──────── DATA EXTRACT ────────

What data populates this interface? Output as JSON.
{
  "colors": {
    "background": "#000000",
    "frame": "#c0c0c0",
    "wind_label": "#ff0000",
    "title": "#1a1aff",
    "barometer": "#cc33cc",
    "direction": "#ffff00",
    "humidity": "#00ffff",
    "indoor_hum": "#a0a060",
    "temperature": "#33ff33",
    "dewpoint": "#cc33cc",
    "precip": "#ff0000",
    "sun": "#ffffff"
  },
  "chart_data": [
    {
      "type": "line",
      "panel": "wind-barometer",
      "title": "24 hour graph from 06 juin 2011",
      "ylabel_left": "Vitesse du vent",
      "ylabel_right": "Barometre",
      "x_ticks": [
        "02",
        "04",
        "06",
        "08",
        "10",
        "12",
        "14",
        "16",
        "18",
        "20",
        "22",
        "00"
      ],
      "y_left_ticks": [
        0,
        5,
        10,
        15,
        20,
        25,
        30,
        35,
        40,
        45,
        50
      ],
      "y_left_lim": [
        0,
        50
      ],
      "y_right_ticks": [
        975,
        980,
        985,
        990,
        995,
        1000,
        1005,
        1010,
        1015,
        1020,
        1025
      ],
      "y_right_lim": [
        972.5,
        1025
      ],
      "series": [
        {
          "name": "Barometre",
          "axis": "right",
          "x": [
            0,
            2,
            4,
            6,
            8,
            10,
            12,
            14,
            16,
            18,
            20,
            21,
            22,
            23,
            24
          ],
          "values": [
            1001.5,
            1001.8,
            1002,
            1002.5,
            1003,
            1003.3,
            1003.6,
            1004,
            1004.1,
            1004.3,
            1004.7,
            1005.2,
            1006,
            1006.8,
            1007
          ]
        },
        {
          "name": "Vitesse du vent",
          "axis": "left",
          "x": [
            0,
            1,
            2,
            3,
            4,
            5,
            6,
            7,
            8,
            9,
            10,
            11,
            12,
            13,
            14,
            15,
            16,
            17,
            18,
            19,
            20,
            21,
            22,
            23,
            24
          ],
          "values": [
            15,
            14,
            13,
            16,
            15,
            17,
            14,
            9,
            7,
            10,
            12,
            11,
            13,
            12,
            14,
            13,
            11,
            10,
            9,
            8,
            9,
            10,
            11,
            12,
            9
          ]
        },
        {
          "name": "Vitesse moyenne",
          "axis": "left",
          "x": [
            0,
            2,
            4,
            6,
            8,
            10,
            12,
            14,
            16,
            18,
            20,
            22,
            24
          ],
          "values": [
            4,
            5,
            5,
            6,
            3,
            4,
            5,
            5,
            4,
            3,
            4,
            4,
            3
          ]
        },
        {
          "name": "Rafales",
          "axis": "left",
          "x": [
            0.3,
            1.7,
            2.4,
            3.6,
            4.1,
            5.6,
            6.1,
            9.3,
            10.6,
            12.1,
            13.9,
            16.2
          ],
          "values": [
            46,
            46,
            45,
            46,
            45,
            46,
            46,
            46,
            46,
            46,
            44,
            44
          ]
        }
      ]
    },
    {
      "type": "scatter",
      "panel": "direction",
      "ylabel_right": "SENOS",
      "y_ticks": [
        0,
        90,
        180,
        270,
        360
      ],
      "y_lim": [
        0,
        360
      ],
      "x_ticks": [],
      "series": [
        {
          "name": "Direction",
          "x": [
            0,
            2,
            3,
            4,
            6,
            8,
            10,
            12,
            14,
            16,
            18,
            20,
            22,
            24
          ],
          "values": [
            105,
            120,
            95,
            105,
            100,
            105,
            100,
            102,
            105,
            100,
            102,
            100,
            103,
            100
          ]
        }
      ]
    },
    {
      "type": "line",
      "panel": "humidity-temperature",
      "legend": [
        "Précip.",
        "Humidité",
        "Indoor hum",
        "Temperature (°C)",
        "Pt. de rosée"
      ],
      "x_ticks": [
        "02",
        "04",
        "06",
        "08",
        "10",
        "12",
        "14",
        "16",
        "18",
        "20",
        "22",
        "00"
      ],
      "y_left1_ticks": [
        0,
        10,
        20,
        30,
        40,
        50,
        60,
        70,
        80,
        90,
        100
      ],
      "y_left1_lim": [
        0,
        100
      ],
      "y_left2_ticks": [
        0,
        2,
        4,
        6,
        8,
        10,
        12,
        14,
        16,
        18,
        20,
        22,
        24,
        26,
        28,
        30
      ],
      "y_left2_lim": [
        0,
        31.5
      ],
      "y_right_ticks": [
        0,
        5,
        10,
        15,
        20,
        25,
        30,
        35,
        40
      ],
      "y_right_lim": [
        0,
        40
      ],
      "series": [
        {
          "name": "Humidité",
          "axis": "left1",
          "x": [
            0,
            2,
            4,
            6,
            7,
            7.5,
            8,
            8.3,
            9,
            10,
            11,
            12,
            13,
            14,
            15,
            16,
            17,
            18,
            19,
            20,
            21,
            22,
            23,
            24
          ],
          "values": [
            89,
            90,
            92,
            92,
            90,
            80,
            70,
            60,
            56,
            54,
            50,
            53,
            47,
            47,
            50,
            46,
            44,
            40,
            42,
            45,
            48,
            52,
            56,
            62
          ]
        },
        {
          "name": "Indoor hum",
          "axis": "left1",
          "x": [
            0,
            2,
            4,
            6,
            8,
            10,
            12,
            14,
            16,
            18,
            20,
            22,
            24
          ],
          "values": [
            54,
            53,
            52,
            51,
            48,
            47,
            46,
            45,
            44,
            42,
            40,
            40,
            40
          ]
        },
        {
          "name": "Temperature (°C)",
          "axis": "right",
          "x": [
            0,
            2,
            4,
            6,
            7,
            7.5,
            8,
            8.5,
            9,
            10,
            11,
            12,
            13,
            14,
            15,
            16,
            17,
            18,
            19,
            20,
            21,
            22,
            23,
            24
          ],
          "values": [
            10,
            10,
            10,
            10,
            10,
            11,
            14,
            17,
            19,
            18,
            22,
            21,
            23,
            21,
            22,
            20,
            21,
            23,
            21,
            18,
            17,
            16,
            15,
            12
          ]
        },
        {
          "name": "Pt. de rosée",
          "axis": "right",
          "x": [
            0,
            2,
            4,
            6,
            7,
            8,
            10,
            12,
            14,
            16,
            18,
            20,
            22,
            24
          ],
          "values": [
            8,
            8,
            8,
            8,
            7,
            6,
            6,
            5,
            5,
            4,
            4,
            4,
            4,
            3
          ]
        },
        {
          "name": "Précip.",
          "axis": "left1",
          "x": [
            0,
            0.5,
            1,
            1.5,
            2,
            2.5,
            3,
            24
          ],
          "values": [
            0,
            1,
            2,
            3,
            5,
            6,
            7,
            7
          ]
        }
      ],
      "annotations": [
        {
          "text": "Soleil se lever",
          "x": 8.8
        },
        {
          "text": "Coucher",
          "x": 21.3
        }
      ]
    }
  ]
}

────────

Across the entries, how many lines hold the word "Vitesse"? Say only the number.

■ **REPLY**: 3